### STATED PROBLEM
Report the count of lines that carry the string "removable", and add nothing.

### INPUT RECORDS

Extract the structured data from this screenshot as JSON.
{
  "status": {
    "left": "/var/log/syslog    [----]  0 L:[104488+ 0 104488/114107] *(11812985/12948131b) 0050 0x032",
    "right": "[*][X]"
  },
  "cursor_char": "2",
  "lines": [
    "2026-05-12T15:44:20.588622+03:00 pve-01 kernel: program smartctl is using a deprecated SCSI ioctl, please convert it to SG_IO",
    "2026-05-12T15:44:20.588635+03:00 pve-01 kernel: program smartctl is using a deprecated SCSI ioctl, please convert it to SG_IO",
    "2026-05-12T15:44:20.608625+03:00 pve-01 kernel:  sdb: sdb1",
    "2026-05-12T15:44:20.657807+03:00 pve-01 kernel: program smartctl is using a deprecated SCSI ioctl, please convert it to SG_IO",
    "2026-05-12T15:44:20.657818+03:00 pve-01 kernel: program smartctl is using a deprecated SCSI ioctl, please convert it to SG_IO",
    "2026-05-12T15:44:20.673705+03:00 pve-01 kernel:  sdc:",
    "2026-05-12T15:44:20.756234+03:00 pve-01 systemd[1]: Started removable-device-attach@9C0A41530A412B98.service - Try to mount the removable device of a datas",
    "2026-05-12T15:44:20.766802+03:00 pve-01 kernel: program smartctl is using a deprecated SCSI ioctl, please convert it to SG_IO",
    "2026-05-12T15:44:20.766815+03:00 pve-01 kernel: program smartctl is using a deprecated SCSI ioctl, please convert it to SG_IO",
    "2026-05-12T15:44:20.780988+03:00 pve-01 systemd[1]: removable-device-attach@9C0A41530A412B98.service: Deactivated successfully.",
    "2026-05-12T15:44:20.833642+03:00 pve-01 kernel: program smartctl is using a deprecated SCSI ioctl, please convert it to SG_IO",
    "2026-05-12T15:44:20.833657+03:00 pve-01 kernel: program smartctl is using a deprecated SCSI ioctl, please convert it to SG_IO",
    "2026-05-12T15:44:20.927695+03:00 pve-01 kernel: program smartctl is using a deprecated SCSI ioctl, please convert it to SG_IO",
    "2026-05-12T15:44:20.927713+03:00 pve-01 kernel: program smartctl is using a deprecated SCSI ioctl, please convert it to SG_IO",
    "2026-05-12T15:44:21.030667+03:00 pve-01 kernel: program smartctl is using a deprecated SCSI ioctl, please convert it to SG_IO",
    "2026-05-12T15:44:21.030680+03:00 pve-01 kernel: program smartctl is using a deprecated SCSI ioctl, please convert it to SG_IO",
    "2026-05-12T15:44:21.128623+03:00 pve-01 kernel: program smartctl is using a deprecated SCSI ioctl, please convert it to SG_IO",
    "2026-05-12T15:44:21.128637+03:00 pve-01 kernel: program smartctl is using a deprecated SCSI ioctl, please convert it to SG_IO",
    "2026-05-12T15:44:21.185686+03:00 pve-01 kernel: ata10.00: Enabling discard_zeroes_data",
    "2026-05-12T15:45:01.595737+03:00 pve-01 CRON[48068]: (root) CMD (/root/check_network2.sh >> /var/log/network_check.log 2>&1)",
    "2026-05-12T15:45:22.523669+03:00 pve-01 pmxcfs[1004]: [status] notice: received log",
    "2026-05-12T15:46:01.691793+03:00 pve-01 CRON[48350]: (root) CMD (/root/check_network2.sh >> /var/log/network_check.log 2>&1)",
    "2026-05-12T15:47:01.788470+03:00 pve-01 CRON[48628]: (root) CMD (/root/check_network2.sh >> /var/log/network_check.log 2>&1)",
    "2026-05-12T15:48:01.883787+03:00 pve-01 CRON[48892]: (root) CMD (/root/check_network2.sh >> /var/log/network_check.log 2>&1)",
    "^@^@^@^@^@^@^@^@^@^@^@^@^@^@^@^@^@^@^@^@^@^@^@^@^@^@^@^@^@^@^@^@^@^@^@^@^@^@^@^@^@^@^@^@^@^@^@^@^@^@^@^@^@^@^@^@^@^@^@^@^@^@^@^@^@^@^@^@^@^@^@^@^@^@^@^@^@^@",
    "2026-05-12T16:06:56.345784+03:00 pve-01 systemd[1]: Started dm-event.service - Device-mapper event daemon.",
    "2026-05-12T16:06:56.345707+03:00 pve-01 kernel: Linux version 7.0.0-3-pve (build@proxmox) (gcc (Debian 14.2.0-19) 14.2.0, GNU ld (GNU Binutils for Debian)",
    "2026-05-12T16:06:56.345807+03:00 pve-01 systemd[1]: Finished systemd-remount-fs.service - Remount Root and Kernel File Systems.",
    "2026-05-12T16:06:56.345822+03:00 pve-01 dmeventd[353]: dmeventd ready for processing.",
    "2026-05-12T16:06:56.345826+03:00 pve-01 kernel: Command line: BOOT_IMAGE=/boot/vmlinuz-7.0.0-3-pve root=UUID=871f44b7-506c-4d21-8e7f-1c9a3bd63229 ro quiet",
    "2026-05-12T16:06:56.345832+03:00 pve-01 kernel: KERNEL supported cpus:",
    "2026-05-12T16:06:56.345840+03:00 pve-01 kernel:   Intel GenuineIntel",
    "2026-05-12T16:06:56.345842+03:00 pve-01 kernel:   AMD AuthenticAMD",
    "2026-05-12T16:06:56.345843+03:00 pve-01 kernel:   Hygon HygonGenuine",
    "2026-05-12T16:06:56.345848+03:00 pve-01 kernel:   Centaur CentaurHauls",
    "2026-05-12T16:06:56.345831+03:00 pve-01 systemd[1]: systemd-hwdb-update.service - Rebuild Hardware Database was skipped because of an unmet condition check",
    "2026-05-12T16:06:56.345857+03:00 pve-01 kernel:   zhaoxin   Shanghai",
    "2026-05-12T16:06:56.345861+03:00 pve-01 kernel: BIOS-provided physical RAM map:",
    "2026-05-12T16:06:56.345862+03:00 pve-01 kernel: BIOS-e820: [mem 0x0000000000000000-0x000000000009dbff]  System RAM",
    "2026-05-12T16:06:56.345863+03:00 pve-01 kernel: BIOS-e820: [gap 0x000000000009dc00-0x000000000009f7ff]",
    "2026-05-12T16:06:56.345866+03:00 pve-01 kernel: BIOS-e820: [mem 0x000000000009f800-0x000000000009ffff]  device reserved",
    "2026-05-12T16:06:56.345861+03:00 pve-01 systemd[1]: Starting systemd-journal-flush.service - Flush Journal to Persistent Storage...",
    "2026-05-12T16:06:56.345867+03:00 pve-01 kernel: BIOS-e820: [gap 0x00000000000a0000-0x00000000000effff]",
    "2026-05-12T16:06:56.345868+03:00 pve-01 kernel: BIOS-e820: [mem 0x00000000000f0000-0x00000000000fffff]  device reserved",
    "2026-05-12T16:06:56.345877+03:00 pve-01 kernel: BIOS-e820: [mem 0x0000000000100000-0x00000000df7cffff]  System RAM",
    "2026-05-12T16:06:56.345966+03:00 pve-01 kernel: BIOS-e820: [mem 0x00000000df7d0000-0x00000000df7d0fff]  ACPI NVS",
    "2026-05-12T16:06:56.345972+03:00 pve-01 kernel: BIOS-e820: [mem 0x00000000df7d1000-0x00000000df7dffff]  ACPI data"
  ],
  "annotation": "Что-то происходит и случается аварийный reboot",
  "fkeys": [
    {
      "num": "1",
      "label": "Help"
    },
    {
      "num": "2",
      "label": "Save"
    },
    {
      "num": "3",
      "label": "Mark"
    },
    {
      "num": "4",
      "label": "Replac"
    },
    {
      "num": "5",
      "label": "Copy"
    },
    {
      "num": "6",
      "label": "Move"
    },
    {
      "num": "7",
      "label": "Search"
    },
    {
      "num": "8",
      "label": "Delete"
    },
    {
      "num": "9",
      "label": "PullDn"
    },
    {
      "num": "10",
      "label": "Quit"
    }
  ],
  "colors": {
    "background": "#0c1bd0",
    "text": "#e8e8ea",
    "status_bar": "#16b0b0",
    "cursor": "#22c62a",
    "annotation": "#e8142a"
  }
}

### EXPECTED ANSWER
2